** Start Stored records **

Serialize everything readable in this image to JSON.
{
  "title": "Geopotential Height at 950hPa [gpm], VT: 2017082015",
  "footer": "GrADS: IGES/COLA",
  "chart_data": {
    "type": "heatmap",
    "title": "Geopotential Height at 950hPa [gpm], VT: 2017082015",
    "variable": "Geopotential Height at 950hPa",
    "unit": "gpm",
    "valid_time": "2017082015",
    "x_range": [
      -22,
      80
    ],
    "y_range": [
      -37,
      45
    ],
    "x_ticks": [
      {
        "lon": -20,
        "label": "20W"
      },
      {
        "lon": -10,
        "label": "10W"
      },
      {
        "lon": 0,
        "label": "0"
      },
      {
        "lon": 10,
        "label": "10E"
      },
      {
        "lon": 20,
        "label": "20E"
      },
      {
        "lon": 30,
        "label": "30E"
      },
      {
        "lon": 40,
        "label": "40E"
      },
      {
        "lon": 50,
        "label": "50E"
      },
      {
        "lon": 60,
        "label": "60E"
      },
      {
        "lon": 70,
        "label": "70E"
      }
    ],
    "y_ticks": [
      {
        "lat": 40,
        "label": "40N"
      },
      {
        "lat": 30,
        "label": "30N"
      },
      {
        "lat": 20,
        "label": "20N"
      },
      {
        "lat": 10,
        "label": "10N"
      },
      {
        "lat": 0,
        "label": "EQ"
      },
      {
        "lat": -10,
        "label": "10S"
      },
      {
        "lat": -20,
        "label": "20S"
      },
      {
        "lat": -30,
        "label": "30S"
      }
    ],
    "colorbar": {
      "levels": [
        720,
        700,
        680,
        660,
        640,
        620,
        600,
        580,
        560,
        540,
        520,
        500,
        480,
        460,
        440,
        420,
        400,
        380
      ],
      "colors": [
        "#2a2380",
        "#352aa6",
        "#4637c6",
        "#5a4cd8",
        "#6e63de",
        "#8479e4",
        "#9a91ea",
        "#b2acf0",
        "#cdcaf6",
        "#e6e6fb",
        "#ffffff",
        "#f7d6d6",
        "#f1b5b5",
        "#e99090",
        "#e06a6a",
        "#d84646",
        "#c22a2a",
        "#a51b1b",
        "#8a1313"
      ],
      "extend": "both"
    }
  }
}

** End Stored records **

What is required:
Going through the entries above line by line, work out how many lines include the word "Geopotential". Only the number is required.

Exercise output:
3